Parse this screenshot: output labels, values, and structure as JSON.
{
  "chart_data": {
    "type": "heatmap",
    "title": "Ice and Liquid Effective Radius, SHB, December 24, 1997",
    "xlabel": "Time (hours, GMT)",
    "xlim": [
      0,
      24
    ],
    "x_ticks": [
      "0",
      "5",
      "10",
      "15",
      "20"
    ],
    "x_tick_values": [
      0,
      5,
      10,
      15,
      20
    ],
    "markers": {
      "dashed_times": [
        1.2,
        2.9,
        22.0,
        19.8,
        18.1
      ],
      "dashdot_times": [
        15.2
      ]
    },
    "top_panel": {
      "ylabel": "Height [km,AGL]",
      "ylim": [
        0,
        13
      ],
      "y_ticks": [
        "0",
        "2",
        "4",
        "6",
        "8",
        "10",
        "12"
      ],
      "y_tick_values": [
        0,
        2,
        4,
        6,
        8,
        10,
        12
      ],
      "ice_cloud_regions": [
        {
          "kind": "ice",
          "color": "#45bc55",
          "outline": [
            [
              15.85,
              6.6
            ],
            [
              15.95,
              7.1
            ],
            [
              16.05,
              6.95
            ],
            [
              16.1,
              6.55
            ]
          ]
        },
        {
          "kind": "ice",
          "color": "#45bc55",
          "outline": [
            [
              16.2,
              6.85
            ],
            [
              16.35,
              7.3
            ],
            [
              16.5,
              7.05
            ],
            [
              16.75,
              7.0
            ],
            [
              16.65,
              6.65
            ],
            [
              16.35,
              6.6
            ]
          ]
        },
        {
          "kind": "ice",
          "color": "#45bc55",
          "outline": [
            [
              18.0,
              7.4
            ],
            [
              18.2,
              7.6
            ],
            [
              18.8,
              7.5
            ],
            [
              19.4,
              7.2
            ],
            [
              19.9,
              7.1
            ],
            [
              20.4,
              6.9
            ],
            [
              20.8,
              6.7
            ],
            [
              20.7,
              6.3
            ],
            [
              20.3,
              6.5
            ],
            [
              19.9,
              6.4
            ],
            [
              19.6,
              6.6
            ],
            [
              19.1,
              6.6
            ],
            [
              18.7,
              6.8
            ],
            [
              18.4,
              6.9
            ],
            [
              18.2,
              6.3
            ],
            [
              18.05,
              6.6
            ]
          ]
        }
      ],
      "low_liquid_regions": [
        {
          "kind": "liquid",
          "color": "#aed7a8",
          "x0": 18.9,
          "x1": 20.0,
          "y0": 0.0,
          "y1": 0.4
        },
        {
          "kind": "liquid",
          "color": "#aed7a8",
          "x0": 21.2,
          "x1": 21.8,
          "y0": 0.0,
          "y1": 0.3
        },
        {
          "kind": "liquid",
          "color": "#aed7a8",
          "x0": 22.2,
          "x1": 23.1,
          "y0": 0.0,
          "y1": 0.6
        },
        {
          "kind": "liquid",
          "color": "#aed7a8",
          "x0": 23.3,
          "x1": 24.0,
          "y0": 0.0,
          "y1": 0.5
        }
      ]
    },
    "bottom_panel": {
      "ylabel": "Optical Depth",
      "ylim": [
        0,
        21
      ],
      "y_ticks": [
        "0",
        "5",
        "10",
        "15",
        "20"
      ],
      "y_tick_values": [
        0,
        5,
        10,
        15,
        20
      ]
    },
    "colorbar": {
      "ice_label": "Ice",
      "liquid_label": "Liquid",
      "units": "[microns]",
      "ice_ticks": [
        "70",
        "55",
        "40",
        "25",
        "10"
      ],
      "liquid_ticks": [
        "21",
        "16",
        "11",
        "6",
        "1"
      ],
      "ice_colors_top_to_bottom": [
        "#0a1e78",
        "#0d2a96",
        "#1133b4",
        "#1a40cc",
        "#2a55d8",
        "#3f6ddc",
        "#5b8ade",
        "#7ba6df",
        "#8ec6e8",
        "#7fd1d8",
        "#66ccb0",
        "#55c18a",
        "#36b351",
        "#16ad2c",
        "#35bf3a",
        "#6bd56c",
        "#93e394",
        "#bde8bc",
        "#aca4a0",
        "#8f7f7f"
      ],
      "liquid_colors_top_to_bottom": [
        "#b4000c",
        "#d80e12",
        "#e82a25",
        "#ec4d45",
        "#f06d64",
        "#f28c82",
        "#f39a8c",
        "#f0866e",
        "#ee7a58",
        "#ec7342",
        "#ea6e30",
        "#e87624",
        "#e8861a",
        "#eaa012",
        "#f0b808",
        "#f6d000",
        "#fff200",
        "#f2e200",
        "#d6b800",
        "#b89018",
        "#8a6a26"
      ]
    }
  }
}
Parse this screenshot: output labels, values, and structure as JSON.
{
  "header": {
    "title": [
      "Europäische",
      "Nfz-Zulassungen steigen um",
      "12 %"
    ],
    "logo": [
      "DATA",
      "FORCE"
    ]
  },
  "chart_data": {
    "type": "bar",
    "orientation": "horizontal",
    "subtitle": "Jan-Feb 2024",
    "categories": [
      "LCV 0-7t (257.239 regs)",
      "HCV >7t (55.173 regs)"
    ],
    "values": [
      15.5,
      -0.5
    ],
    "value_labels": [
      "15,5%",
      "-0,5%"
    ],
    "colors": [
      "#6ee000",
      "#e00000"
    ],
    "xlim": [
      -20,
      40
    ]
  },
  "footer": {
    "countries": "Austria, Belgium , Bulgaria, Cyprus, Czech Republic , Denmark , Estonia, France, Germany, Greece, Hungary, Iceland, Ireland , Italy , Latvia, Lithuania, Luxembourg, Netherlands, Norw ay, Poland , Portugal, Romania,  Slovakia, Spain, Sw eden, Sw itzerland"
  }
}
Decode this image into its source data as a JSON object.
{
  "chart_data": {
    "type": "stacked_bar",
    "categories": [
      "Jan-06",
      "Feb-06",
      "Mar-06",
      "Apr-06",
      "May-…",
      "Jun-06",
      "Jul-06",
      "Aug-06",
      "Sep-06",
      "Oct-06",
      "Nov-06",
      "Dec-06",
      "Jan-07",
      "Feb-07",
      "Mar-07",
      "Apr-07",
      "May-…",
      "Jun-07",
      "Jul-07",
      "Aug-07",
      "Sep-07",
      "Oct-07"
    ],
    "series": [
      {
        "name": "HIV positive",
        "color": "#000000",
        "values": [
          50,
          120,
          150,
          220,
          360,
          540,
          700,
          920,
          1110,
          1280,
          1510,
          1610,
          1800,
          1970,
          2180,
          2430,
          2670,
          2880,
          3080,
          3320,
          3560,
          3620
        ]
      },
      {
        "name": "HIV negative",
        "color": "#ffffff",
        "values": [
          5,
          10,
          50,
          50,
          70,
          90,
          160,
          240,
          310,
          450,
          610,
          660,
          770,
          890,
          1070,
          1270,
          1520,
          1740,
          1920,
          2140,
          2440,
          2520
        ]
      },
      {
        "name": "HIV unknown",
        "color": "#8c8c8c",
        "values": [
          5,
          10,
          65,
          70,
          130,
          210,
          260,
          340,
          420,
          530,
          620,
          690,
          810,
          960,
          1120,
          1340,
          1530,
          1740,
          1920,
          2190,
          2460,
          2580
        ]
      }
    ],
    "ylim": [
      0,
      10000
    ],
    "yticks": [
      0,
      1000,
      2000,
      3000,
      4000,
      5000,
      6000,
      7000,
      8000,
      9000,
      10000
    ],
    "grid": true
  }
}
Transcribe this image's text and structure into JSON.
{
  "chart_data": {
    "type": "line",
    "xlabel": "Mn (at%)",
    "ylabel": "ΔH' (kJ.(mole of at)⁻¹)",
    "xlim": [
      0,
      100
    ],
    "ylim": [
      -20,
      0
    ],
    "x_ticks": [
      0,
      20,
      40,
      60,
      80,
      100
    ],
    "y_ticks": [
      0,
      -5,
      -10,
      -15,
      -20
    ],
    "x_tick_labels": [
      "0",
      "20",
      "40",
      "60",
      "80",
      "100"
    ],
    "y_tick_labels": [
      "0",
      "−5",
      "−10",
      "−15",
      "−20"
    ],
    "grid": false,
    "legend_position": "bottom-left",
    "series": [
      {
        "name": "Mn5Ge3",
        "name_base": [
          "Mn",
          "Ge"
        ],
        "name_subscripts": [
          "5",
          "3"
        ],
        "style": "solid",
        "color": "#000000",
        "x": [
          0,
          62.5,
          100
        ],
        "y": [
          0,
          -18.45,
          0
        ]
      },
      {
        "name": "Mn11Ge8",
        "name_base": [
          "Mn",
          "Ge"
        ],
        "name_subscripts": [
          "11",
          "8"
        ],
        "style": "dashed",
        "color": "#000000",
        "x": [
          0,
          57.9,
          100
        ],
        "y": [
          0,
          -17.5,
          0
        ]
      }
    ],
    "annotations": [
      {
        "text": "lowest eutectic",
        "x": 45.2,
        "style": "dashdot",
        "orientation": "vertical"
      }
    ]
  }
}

-=-=-=-=-

## Instructions for the task:
Of the lines above, how many contain the string "type"? Only the number is required.

## In response:
4